**Exercise brief:** Each entry that follows is to be retyped exactly. Pictures do not belong in the copy.

**Raw records:**
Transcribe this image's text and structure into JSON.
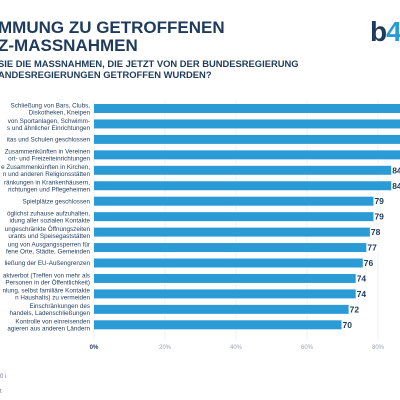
{
  "header": {
    "title_lines": [
      "MMUNG ZU GETROFFENEN",
      "Z-MASSNAHMEN"
    ],
    "subtitle_lines": [
      "SIE DIE MASSNAHMEN, DIE JETZT VON DER BUNDESREGIERUNG",
      "ANDESREGIERUNGEN GETROFFEN WURDEN?"
    ]
  },
  "logo": {
    "letter": "b",
    "digit": "4"
  },
  "footer": {
    "line1": "0 i",
    "line2": "t"
  },
  "colors": {
    "bar": "#2b9bd6",
    "text": "#1f3b5c",
    "tick": "#9aa5b1"
  },
  "chart_data": {
    "type": "bar",
    "orientation": "horizontal",
    "categories": [
      [
        "Schließung von Bars, Clubs,",
        "Diskotheken, Kneipen"
      ],
      [
        "von Sportanlagen, Schwimm-",
        "s und ähnlicher Einrichtungen"
      ],
      [
        "itas und Schulen geschlossen"
      ],
      [
        "Zusammenkünften in Vereinen",
        "ort- und Freizeiteinrichtungen"
      ],
      [
        "e Zusammenkünften in Kirchen,",
        "n und anderen Religionsstätten"
      ],
      [
        "ränkungen in Krankenhäusern,",
        "richtungen und Pflegeheimen"
      ],
      [
        "Spielplätze geschlossen"
      ],
      [
        "öglichst zuhause aufzuhalten,",
        "idung aller sozialen Kontakte"
      ],
      [
        "ungeschränkte Öffnungszeiten",
        "urants und Speisegaststätten"
      ],
      [
        "ung von Ausgangssperren für",
        "fene Orte, Städte, Gemeinden"
      ],
      [
        "ließung der EU-Außengrenzen"
      ],
      [
        "aktverbot (Treffen von mehr als",
        "Personen in der Öffentlichkeit)"
      ],
      [
        "nlung, selbst familiäre Kontakte",
        "n Haushalts) zu vermeiden"
      ],
      [
        "Einschränkungen des",
        "handels, Ladenschließungen"
      ],
      [
        "Kontrolle von einreisenden",
        "agieren aus anderen Ländern"
      ]
    ],
    "values": [
      null,
      null,
      null,
      null,
      84,
      84,
      79,
      79,
      78,
      77,
      76,
      74,
      74,
      72,
      70
    ],
    "value_labels": [
      "",
      "",
      "",
      "",
      "84",
      "84",
      "79",
      "79",
      "78",
      "77",
      "76",
      "74",
      "74",
      "72",
      "70"
    ],
    "xlim": [
      0,
      100
    ],
    "xticks": [
      0,
      20,
      40,
      60,
      80
    ],
    "xtick_labels": [
      "0%",
      "20%",
      "40%",
      "60%",
      "80%"
    ],
    "assumed_values_for_clipped_bars": [
      96,
      93,
      90,
      88
    ]
  }
}
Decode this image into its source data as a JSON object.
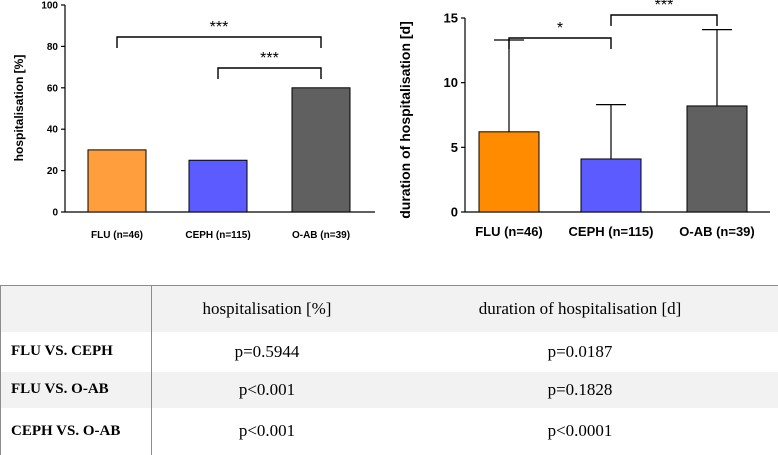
{
  "chart_data": [
    {
      "type": "bar",
      "categories": [
        "FLU (n=46)",
        "CEPH (n=115)",
        "O-AB (n=39)"
      ],
      "values": [
        30,
        25,
        60
      ],
      "colors": [
        "#ff9e3d",
        "#5b5bff",
        "#606060"
      ],
      "xlabel": "",
      "ylabel": "hospitalisation [%]",
      "ylim": [
        0,
        100
      ],
      "yticks": [
        0,
        20,
        40,
        60,
        80,
        100
      ],
      "significance": [
        {
          "from": 0,
          "to": 2,
          "label": "***"
        },
        {
          "from": 1,
          "to": 2,
          "label": "***"
        }
      ]
    },
    {
      "type": "bar",
      "categories": [
        "FLU (n=46)",
        "CEPH (n=115)",
        "O-AB (n=39)"
      ],
      "values": [
        6.2,
        4.1,
        8.2
      ],
      "error_upper": [
        13.3,
        8.3,
        14.1
      ],
      "colors": [
        "#ff8c00",
        "#5b5bff",
        "#606060"
      ],
      "xlabel": "",
      "ylabel": "duration of hospitalisation [d]",
      "ylim": [
        0,
        15
      ],
      "yticks": [
        0,
        5,
        10,
        15
      ],
      "significance": [
        {
          "from": 0,
          "to": 1,
          "label": "*"
        },
        {
          "from": 1,
          "to": 2,
          "label": "***"
        }
      ]
    }
  ],
  "table": {
    "headers": [
      "",
      "hospitalisation [%]",
      "duration of hospitalisation [d]"
    ],
    "rows": [
      {
        "label": "FLU VS. CEPH",
        "c1": "p=0.5944",
        "c2": "p=0.0187"
      },
      {
        "label": "FLU VS. O-AB",
        "c1": "p<0.001",
        "c2": "p=0.1828"
      },
      {
        "label": "CEPH VS. O-AB",
        "c1": "p<0.001",
        "c2": "p<0.0001"
      }
    ]
  }
}
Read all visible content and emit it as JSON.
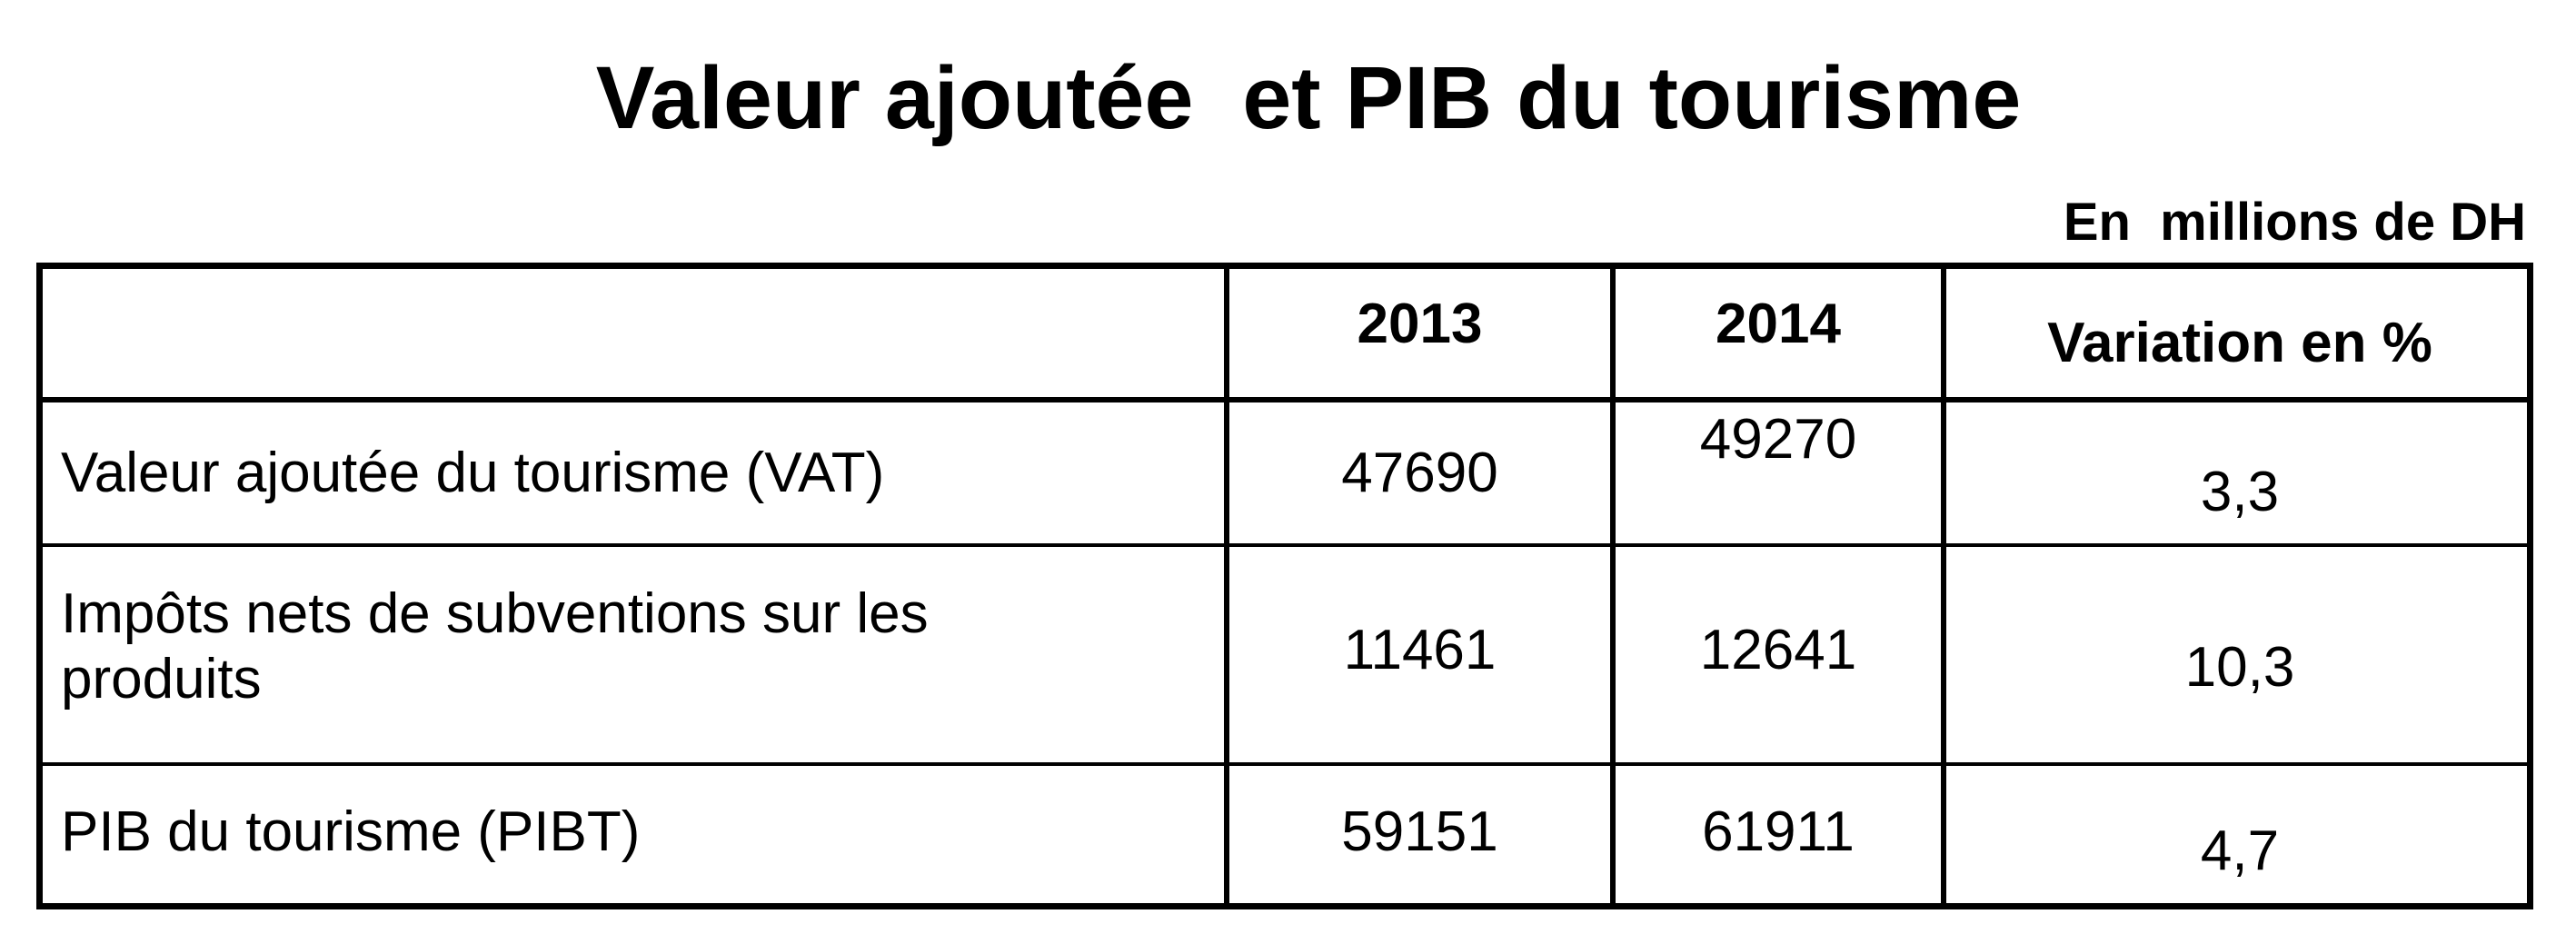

**Reply:**
Transcribe this image's text and structure into JSON.
{
  "header": {
    "title_lines": [
      "MMUNG ZU GETROFFENEN",
      "Z-MASSNAHMEN"
    ],
    "subtitle_lines": [
      "SIE DIE MASSNAHMEN, DIE JETZT VON DER BUNDESREGIERUNG",
      "ANDESREGIERUNGEN GETROFFEN WURDEN?"
    ]
  },
  "logo": {
    "letter": "b",
    "digit": "4"
  },
  "footer": {
    "line1": "0 i",
    "line2": "t"
  },
  "colors": {
    "bar": "#2b9bd6",
    "text": "#1f3b5c",
    "tick": "#9aa5b1"
  },
  "chart_data": {
    "type": "bar",
    "orientation": "horizontal",
    "categories": [
      [
        "Schließung von Bars, Clubs,",
        "Diskotheken, Kneipen"
      ],
      [
        "von Sportanlagen, Schwimm-",
        "s und ähnlicher Einrichtungen"
      ],
      [
        "itas und Schulen geschlossen"
      ],
      [
        "Zusammenkünften in Vereinen",
        "ort- und Freizeiteinrichtungen"
      ],
      [
        "e Zusammenkünften in Kirchen,",
        "n und anderen Religionsstätten"
      ],
      [
        "ränkungen in Krankenhäusern,",
        "richtungen und Pflegeheimen"
      ],
      [
        "Spielplätze geschlossen"
      ],
      [
        "öglichst zuhause aufzuhalten,",
        "idung aller sozialen Kontakte"
      ],
      [
        "ungeschränkte Öffnungszeiten",
        "urants und Speisegaststätten"
      ],
      [
        "ung von Ausgangssperren für",
        "fene Orte, Städte, Gemeinden"
      ],
      [
        "ließung der EU-Außengrenzen"
      ],
      [
        "aktverbot (Treffen von mehr als",
        "Personen in der Öffentlichkeit)"
      ],
      [
        "nlung, selbst familiäre Kontakte",
        "n Haushalts) zu vermeiden"
      ],
      [
        "Einschränkungen des",
        "handels, Ladenschließungen"
      ],
      [
        "Kontrolle von einreisenden",
        "agieren aus anderen Ländern"
      ]
    ],
    "values": [
      null,
      null,
      null,
      null,
      84,
      84,
      79,
      79,
      78,
      77,
      76,
      74,
      74,
      72,
      70
    ],
    "value_labels": [
      "",
      "",
      "",
      "",
      "84",
      "84",
      "79",
      "79",
      "78",
      "77",
      "76",
      "74",
      "74",
      "72",
      "70"
    ],
    "xlim": [
      0,
      100
    ],
    "xticks": [
      0,
      20,
      40,
      60,
      80
    ],
    "xtick_labels": [
      "0%",
      "20%",
      "40%",
      "60%",
      "80%"
    ],
    "assumed_values_for_clipped_bars": [
      96,
      93,
      90,
      88
    ]
  }
}
Decode this image into its source data as a JSON object.
{
  "chart_data": [
    {
      "type": "bar",
      "categories": [
        "FLU (n=46)",
        "CEPH (n=115)",
        "O-AB (n=39)"
      ],
      "values": [
        30,
        25,
        60
      ],
      "colors": [
        "#ff9e3d",
        "#5b5bff",
        "#606060"
      ],
      "xlabel": "",
      "ylabel": "hospitalisation [%]",
      "ylim": [
        0,
        100
      ],
      "yticks": [
        0,
        20,
        40,
        60,
        80,
        100
      ],
      "significance": [
        {
          "from": 0,
          "to": 2,
          "label": "***"
        },
        {
          "from": 1,
          "to": 2,
          "label": "***"
        }
      ]
    },
    {
      "type": "bar",
      "categories": [
        "FLU (n=46)",
        "CEPH (n=115)",
        "O-AB (n=39)"
      ],
      "values": [
        6.2,
        4.1,
        8.2
      ],
      "error_upper": [
        13.3,
        8.3,
        14.1
      ],
      "colors": [
        "#ff8c00",
        "#5b5bff",
        "#606060"
      ],
      "xlabel": "",
      "ylabel": "duration of hospitalisation [d]",
      "ylim": [
        0,
        15
      ],
      "yticks": [
        0,
        5,
        10,
        15
      ],
      "significance": [
        {
          "from": 0,
          "to": 1,
          "label": "*"
        },
        {
          "from": 1,
          "to": 2,
          "label": "***"
        }
      ]
    }
  ],
  "table": {
    "headers": [
      "",
      "hospitalisation [%]",
      "duration of hospitalisation [d]"
    ],
    "rows": [
      {
        "label": "FLU VS. CEPH",
        "c1": "p=0.5944",
        "c2": "p=0.0187"
      },
      {
        "label": "FLU VS. O-AB",
        "c1": "p<0.001",
        "c2": "p=0.1828"
      },
      {
        "label": "CEPH VS. O-AB",
        "c1": "p<0.001",
        "c2": "p<0.0001"
      }
    ]
  }
}
Read all visible content and emit it as JSON.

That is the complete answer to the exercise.